(Entries from a visual dataset)
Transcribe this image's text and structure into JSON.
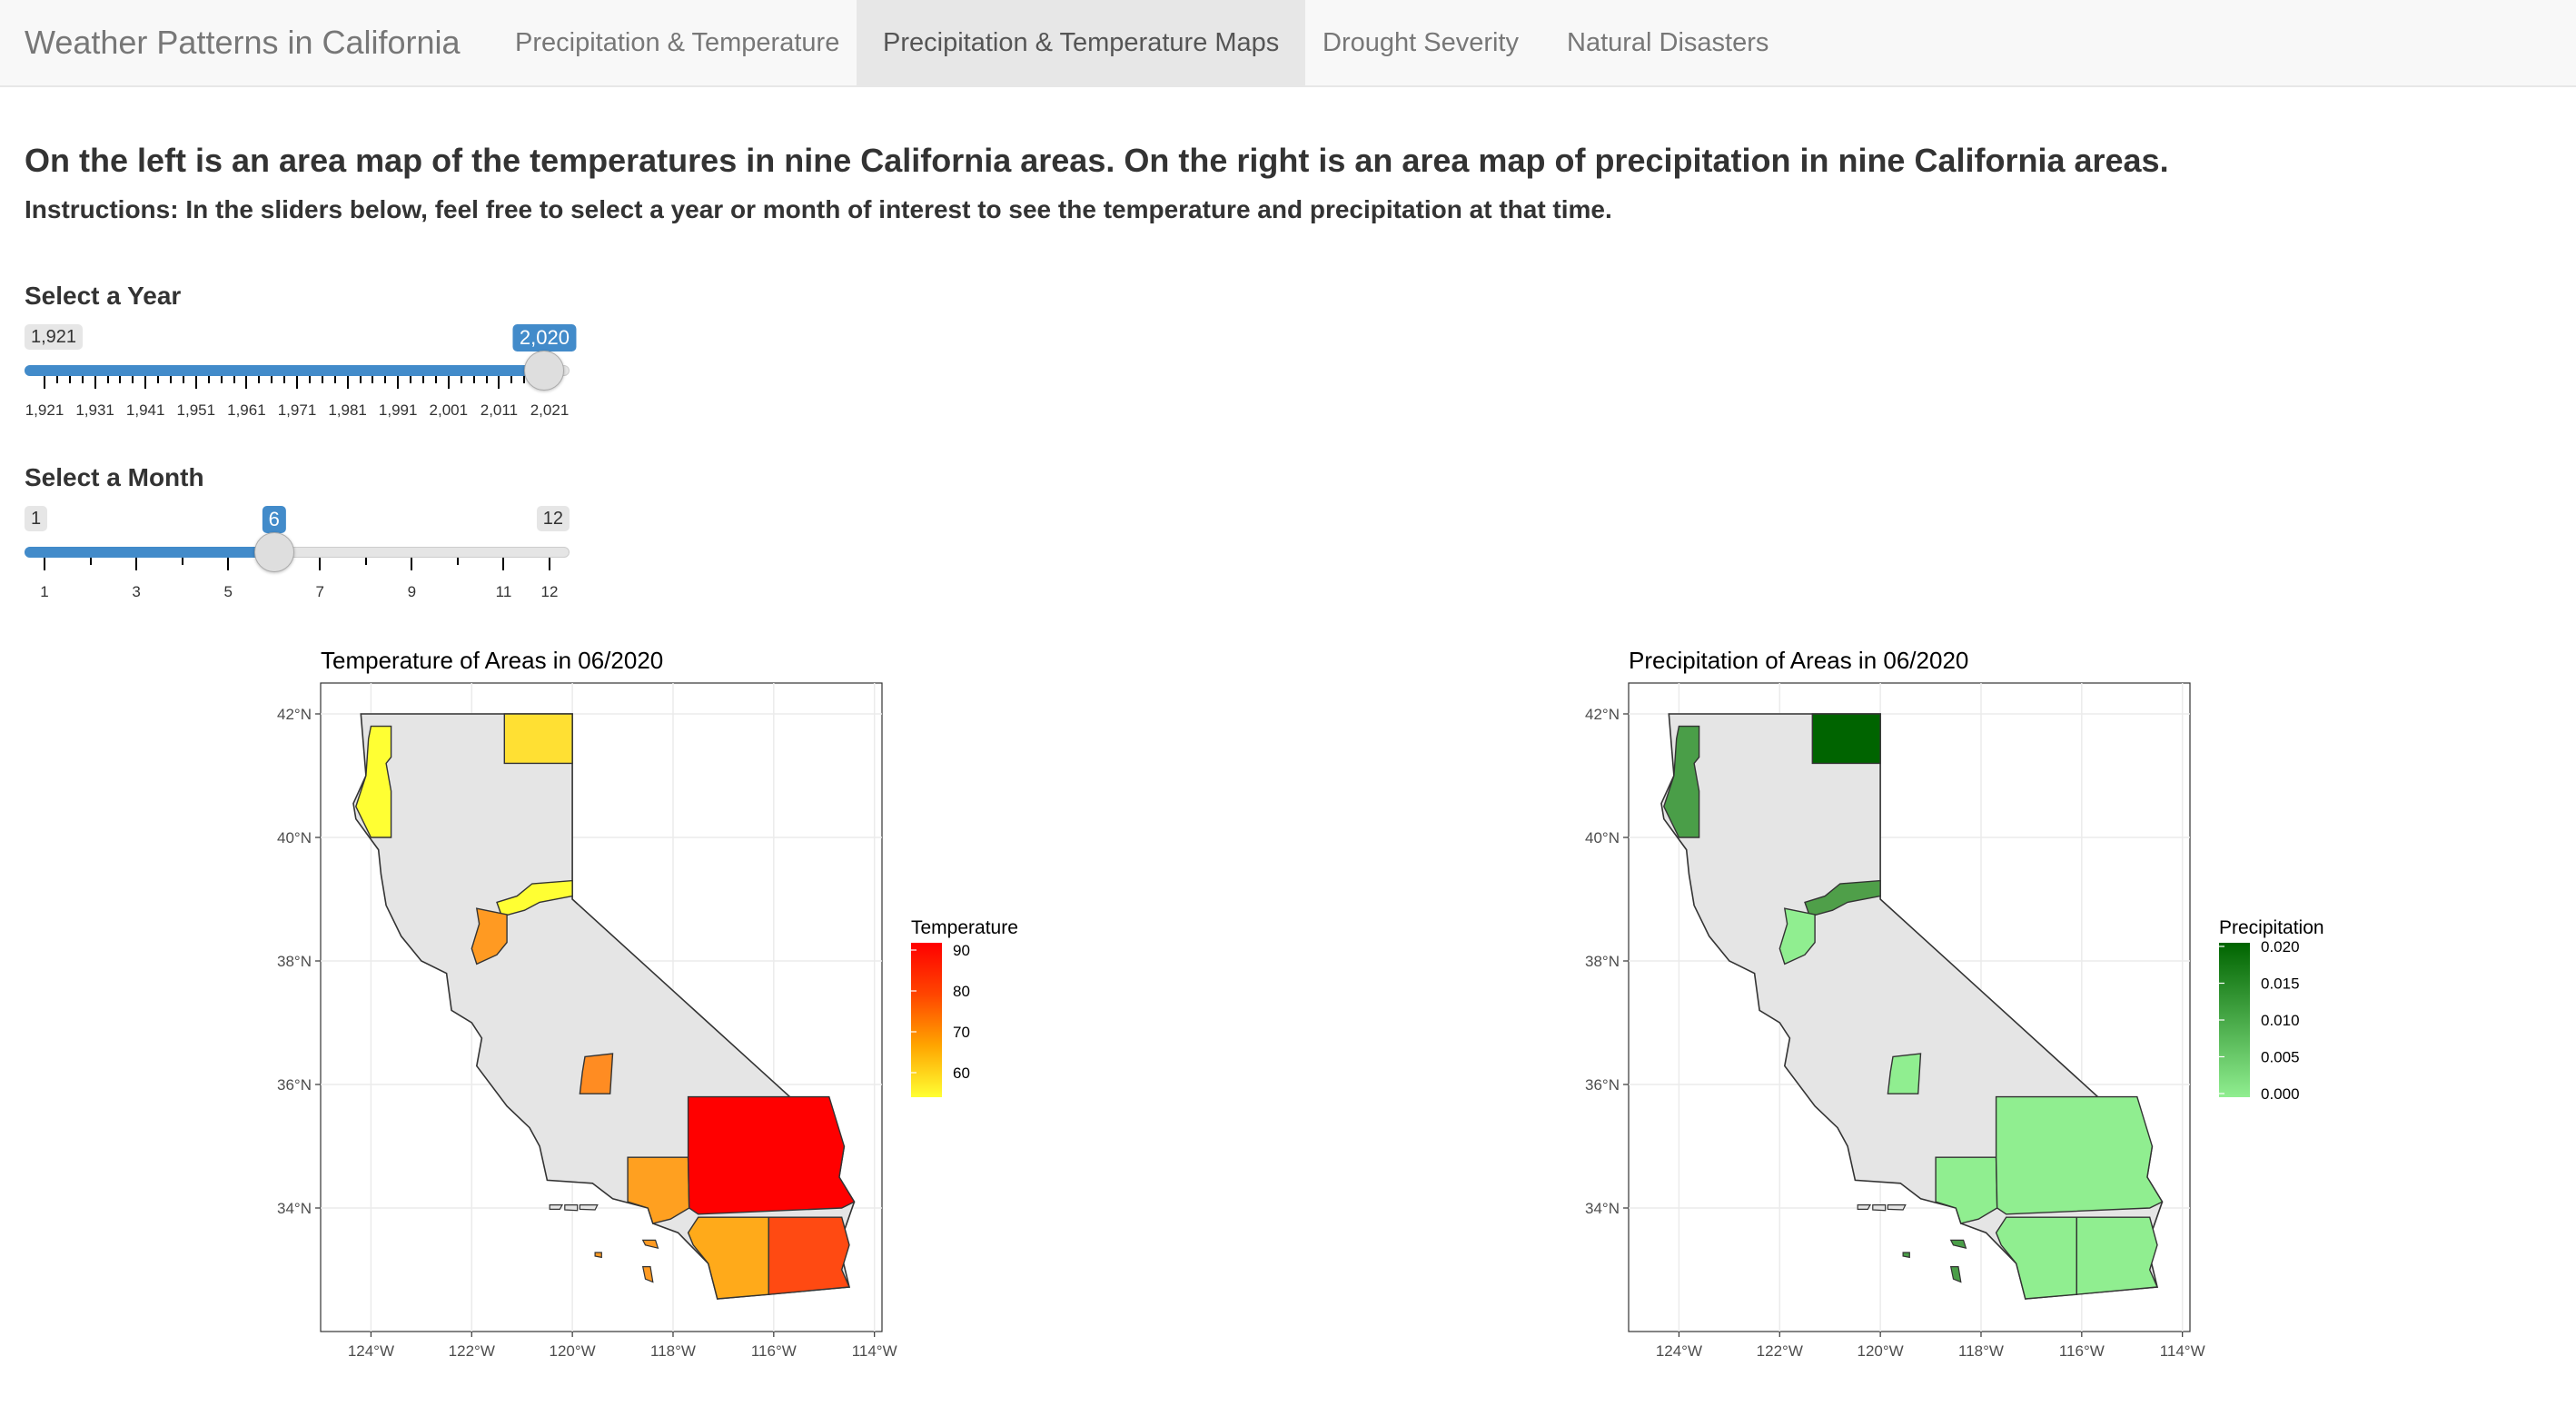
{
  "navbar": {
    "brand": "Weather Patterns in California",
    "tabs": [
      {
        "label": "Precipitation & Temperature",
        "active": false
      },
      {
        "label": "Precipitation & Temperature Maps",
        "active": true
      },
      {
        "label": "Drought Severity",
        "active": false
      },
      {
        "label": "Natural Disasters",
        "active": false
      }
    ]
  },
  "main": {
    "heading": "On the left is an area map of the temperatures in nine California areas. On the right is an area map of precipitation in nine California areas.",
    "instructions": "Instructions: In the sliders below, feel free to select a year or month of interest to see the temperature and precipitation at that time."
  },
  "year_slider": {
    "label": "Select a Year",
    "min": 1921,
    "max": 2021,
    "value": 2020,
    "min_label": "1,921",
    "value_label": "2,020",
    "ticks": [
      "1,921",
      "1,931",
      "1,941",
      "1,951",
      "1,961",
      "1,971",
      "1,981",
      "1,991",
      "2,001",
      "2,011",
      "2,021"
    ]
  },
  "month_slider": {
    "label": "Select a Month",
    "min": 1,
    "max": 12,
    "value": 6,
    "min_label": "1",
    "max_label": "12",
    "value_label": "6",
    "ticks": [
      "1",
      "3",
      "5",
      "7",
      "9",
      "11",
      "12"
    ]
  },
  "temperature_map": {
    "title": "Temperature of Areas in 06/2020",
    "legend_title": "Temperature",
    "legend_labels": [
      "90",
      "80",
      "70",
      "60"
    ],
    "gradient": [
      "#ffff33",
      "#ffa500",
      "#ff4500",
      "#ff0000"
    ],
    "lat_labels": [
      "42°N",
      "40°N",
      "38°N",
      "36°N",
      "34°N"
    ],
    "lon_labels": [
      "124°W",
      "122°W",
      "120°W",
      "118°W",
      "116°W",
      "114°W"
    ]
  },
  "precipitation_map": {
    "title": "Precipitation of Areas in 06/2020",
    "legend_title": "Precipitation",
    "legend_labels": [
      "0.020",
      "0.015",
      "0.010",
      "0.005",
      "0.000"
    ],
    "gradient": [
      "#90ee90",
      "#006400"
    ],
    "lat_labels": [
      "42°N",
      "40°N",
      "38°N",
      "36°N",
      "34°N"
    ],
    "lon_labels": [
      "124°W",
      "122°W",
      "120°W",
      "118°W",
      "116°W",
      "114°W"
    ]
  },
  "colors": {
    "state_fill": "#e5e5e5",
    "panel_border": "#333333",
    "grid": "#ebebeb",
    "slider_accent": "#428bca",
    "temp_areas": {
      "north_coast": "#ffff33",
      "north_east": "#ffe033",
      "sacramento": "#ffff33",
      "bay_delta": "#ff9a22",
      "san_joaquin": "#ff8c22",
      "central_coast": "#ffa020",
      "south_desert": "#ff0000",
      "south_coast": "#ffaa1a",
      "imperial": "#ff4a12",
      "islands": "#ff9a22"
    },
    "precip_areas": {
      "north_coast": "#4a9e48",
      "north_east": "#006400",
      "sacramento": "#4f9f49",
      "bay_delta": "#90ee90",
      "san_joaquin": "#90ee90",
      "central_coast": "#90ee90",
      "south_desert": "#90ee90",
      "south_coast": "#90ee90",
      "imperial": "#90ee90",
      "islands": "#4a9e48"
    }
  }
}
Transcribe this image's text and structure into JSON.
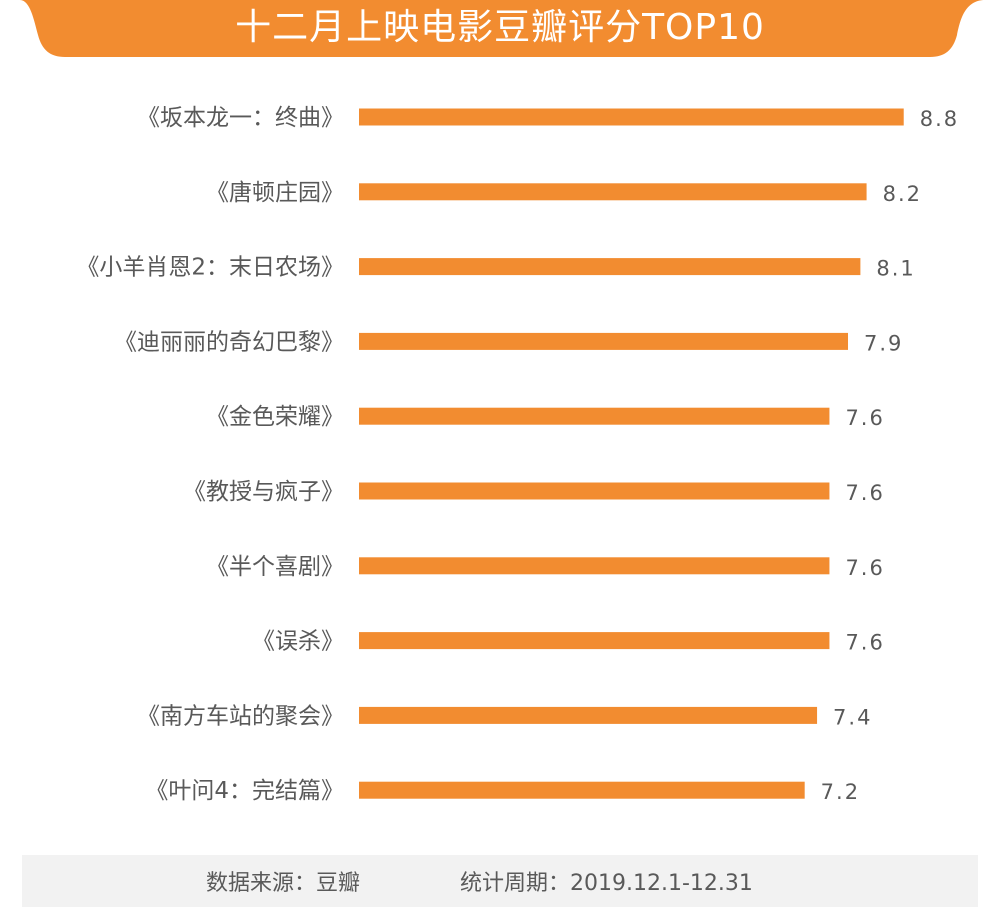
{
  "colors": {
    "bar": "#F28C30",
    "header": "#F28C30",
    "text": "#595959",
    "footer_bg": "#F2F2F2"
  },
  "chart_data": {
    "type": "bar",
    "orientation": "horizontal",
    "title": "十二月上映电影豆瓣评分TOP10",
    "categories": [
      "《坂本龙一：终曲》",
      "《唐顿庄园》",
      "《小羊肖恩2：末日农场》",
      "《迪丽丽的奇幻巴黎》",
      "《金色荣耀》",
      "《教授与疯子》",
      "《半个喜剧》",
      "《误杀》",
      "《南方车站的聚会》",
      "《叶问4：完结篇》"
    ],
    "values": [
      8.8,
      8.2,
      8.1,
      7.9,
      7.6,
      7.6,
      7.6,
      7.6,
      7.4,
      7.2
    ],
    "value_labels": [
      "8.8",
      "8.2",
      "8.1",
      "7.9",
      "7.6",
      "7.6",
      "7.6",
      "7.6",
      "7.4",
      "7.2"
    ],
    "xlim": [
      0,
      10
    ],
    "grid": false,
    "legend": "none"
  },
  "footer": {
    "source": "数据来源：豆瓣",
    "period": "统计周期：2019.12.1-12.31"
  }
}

** Task **
Restate the entire listing word for word, excluding pictures.

** Answer to this exercise **
Transcribe this image's text and structure into JSON.
{
  "navbar": {
    "brand": "Weather Patterns in California",
    "tabs": [
      {
        "label": "Precipitation & Temperature",
        "active": false
      },
      {
        "label": "Precipitation & Temperature Maps",
        "active": true
      },
      {
        "label": "Drought Severity",
        "active": false
      },
      {
        "label": "Natural Disasters",
        "active": false
      }
    ]
  },
  "main": {
    "heading": "On the left is an area map of the temperatures in nine California areas. On the right is an area map of precipitation in nine California areas.",
    "instructions": "Instructions: In the sliders below, feel free to select a year or month of interest to see the temperature and precipitation at that time."
  },
  "year_slider": {
    "label": "Select a Year",
    "min": 1921,
    "max": 2021,
    "value": 2020,
    "min_label": "1,921",
    "value_label": "2,020",
    "ticks": [
      "1,921",
      "1,931",
      "1,941",
      "1,951",
      "1,961",
      "1,971",
      "1,981",
      "1,991",
      "2,001",
      "2,011",
      "2,021"
    ]
  },
  "month_slider": {
    "label": "Select a Month",
    "min": 1,
    "max": 12,
    "value": 6,
    "min_label": "1",
    "max_label": "12",
    "value_label": "6",
    "ticks": [
      "1",
      "3",
      "5",
      "7",
      "9",
      "11",
      "12"
    ]
  },
  "temperature_map": {
    "title": "Temperature of Areas in 06/2020",
    "legend_title": "Temperature",
    "legend_labels": [
      "90",
      "80",
      "70",
      "60"
    ],
    "gradient": [
      "#ffff33",
      "#ffa500",
      "#ff4500",
      "#ff0000"
    ],
    "lat_labels": [
      "42°N",
      "40°N",
      "38°N",
      "36°N",
      "34°N"
    ],
    "lon_labels": [
      "124°W",
      "122°W",
      "120°W",
      "118°W",
      "116°W",
      "114°W"
    ]
  },
  "precipitation_map": {
    "title": "Precipitation of Areas in 06/2020",
    "legend_title": "Precipitation",
    "legend_labels": [
      "0.020",
      "0.015",
      "0.010",
      "0.005",
      "0.000"
    ],
    "gradient": [
      "#90ee90",
      "#006400"
    ],
    "lat_labels": [
      "42°N",
      "40°N",
      "38°N",
      "36°N",
      "34°N"
    ],
    "lon_labels": [
      "124°W",
      "122°W",
      "120°W",
      "118°W",
      "116°W",
      "114°W"
    ]
  },
  "colors": {
    "state_fill": "#e5e5e5",
    "panel_border": "#333333",
    "grid": "#ebebeb",
    "slider_accent": "#428bca",
    "temp_areas": {
      "north_coast": "#ffff33",
      "north_east": "#ffe033",
      "sacramento": "#ffff33",
      "bay_delta": "#ff9a22",
      "san_joaquin": "#ff8c22",
      "central_coast": "#ffa020",
      "south_desert": "#ff0000",
      "south_coast": "#ffaa1a",
      "imperial": "#ff4a12",
      "islands": "#ff9a22"
    },
    "precip_areas": {
      "north_coast": "#4a9e48",
      "north_east": "#006400",
      "sacramento": "#4f9f49",
      "bay_delta": "#90ee90",
      "san_joaquin": "#90ee90",
      "central_coast": "#90ee90",
      "south_desert": "#90ee90",
      "south_coast": "#90ee90",
      "imperial": "#90ee90",
      "islands": "#4a9e48"
    }
  }
}
Transcribe this image's text and structure into JSON.
{
  "colors": {
    "bar": "#F28C30",
    "header": "#F28C30",
    "text": "#595959",
    "footer_bg": "#F2F2F2"
  },
  "chart_data": {
    "type": "bar",
    "orientation": "horizontal",
    "title": "十二月上映电影豆瓣评分TOP10",
    "categories": [
      "《坂本龙一：终曲》",
      "《唐顿庄园》",
      "《小羊肖恩2：末日农场》",
      "《迪丽丽的奇幻巴黎》",
      "《金色荣耀》",
      "《教授与疯子》",
      "《半个喜剧》",
      "《误杀》",
      "《南方车站的聚会》",
      "《叶问4：完结篇》"
    ],
    "values": [
      8.8,
      8.2,
      8.1,
      7.9,
      7.6,
      7.6,
      7.6,
      7.6,
      7.4,
      7.2
    ],
    "value_labels": [
      "8.8",
      "8.2",
      "8.1",
      "7.9",
      "7.6",
      "7.6",
      "7.6",
      "7.6",
      "7.4",
      "7.2"
    ],
    "xlim": [
      0,
      10
    ],
    "grid": false,
    "legend": "none"
  },
  "footer": {
    "source": "数据来源：豆瓣",
    "period": "统计周期：2019.12.1-12.31"
  }
}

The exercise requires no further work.